Your instructions: Give the number of lines in this listing that contain the word "icon", and nothing else.

Dataset:
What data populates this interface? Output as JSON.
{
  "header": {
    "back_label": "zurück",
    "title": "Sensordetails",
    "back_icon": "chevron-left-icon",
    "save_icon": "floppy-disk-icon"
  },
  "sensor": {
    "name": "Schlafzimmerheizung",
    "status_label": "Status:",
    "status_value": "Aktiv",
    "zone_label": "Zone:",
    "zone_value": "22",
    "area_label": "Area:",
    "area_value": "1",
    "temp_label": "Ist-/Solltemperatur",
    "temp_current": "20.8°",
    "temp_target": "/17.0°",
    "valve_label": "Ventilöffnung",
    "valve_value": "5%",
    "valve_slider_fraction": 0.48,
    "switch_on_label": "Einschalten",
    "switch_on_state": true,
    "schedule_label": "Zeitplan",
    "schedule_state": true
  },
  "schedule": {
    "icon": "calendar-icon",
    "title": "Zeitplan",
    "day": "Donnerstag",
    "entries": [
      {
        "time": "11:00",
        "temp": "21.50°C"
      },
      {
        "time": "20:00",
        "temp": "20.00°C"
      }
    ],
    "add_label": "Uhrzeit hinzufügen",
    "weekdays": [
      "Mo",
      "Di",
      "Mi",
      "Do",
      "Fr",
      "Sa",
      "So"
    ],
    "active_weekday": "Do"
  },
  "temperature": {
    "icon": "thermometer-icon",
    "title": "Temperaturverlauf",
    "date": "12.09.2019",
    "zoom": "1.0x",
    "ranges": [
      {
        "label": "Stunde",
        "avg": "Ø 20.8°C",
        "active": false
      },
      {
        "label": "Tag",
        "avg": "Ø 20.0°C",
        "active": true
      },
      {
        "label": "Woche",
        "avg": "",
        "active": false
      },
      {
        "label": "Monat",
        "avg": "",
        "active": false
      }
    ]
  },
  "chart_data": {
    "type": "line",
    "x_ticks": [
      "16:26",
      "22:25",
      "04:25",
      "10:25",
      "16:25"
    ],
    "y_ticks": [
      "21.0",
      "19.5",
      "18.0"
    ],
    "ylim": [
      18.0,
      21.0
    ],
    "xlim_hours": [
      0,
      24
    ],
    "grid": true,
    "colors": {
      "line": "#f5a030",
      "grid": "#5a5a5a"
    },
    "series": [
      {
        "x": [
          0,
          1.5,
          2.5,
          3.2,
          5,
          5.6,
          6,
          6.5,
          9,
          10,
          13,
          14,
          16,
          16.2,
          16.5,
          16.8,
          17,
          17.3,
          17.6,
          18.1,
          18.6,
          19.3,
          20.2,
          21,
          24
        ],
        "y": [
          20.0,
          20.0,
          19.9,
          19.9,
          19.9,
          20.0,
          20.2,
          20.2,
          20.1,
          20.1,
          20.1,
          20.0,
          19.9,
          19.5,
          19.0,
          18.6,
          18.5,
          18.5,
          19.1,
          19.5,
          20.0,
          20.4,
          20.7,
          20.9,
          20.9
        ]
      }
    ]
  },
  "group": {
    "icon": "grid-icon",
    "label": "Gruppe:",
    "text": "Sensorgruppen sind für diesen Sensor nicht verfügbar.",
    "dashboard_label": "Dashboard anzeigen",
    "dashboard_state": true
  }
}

Answer to the problem: 5